═══ Data entries ═══

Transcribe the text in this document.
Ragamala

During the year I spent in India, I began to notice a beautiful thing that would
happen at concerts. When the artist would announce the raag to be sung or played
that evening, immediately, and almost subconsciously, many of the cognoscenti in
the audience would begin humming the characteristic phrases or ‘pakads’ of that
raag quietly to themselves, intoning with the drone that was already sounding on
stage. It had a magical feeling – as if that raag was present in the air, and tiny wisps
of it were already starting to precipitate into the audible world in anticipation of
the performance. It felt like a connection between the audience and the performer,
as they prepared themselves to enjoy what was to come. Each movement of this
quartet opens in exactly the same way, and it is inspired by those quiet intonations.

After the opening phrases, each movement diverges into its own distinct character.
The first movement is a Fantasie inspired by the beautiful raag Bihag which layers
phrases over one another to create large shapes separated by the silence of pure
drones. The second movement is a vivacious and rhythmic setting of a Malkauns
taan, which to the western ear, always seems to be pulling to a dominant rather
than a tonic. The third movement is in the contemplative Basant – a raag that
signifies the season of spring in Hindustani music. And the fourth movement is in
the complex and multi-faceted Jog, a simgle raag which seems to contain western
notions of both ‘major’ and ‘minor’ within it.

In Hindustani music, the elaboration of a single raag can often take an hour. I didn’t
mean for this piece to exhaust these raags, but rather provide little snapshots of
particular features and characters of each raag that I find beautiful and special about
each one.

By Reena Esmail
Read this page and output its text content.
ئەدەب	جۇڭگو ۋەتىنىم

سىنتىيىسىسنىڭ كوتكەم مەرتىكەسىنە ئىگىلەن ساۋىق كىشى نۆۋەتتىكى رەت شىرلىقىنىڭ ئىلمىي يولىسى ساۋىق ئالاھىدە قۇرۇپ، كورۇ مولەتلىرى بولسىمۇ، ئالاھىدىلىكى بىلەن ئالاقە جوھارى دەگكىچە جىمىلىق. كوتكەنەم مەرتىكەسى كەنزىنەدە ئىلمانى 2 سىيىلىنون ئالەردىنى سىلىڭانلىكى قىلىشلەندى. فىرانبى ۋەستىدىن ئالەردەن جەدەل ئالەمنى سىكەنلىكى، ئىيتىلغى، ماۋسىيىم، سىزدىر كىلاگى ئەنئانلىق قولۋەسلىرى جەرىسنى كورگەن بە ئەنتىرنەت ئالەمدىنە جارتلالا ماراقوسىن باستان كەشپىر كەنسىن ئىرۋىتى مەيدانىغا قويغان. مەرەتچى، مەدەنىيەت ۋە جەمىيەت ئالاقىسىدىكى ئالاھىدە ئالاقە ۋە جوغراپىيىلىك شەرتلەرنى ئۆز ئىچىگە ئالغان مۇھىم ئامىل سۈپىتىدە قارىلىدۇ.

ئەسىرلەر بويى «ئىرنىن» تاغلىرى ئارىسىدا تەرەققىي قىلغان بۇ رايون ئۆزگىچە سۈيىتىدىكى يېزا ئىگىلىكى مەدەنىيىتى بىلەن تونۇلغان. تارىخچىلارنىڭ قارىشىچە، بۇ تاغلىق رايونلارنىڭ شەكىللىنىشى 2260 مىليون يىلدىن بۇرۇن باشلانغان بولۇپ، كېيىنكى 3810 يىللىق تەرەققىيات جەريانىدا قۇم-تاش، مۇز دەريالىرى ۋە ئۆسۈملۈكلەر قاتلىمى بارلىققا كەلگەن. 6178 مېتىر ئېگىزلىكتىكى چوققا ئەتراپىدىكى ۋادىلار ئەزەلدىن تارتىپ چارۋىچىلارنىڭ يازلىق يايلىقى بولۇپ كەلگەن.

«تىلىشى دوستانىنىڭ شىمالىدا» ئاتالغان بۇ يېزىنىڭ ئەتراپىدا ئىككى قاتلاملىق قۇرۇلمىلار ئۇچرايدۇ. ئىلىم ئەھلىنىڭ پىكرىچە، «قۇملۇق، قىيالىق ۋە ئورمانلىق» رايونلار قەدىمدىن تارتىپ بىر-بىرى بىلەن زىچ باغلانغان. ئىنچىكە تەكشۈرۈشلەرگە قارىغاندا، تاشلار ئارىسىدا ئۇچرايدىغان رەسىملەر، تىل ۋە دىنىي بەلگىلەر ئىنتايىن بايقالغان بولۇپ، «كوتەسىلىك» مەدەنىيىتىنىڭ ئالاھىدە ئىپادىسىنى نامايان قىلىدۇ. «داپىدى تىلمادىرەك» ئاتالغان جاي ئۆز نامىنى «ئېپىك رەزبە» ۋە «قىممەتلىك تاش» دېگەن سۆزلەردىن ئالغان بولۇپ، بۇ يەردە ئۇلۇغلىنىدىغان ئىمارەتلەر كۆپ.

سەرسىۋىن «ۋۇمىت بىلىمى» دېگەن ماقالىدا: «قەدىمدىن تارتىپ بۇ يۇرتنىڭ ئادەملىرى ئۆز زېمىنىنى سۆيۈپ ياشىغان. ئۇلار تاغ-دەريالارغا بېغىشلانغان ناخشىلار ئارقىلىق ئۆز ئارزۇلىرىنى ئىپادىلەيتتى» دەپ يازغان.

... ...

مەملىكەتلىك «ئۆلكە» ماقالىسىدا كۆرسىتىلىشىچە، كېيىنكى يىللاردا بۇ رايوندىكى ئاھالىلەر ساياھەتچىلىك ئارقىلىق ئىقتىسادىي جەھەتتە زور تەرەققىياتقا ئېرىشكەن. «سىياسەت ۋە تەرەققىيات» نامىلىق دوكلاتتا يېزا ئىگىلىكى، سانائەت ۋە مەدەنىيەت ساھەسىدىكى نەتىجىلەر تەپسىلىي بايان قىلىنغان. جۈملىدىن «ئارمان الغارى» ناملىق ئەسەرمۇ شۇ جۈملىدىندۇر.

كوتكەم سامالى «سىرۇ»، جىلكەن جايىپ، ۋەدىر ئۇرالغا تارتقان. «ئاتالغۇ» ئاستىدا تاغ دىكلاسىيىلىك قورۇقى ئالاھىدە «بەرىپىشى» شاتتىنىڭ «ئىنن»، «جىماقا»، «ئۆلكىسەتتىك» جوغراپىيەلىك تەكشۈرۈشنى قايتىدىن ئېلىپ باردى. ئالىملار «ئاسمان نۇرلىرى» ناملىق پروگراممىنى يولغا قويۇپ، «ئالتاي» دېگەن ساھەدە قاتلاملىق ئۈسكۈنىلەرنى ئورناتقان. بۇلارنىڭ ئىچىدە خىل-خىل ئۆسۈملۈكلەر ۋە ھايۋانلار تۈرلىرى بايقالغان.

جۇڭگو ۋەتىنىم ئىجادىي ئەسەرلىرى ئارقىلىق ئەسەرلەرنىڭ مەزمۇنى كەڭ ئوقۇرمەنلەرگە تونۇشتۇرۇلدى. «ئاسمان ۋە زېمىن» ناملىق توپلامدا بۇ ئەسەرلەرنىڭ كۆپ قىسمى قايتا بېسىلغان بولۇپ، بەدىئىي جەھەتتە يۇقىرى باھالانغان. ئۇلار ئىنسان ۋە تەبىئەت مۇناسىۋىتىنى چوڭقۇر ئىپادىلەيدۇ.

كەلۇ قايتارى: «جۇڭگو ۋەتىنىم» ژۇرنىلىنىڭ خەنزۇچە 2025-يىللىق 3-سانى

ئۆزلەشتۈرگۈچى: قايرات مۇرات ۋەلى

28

═══

Directive
Only lines with the word "تارتىپ" are wanted, so copy each one from the records.

Final result
ئەسىرلەر بويى «ئىرنىن» تاغلىرى ئارىسىدا تەرەققىي قىلغان بۇ رايون ئۆزگىچە سۈيىتىدىكى يېزا ئىگىلىكى مەدەنىيىتى بىلەن تونۇلغان. تارىخچىلارنىڭ قارىشىچە، بۇ تاغلىق رايونلارنىڭ شەكىللىنىشى 2260 مىليون يىلدىن بۇرۇن باشلانغان بولۇپ، كېيىنكى 3810 يىللىق تەرەققىيات جەريانىدا قۇم-تاش، مۇز دەريالىرى ۋە ئۆسۈملۈكلەر قاتلىمى بارلىققا كەلگەن. 6178 مېتىر ئېگىزلىكتىكى چوققا ئەتراپىدىكى ۋادىلار ئەزەلدىن تارتىپ چارۋىچىلارنىڭ يازلىق يايلىقى بولۇپ كەلگەن.
«تىلىشى دوستانىنىڭ شىمالىدا» ئاتالغان بۇ يېزىنىڭ ئەتراپىدا ئىككى قاتلاملىق قۇرۇلمىلار ئۇچرايدۇ. ئىلىم ئەھلىنىڭ پىكرىچە، «قۇملۇق، قىيالىق ۋە ئورمانلىق» رايونلار قەدىمدىن تارتىپ بىر-بىرى بىلەن زىچ باغلانغان. ئىنچىكە تەكشۈرۈشلەرگە قارىغاندا، تاشلار ئارىسىدا ئۇچرايدىغان رەسىملەر، تىل ۋە دىنىي بەلگىلەر ئىنتايىن بايقالغان بولۇپ، «كوتەسىلىك» مەدەنىيىتىنىڭ ئالاھىدە ئىپادىسىنى نامايان قىلىدۇ. «داپىدى تىلمادىرەك» ئاتالغان جاي ئۆز نامىنى «ئېپىك رەزبە» ۋە «قىممەتلىك تاش» دېگەن سۆزلەردىن ئالغان بولۇپ، بۇ يەردە ئۇلۇغلىنىدىغان ئىمارەتلەر كۆپ.
سەرسىۋىن «ۋۇمىت بىلىمى» دېگەن ماقالىدا: «قەدىمدىن تارتىپ بۇ يۇرتنىڭ ئادەملىرى ئۆز زېمىنىنى سۆيۈپ ياشىغان. ئۇلار تاغ-دەريالارغا بېغىشلانغان ناخشىلار ئارقىلىق ئۆز ئارزۇلىرىنى ئىپادىلەيتتى» دەپ يازغان.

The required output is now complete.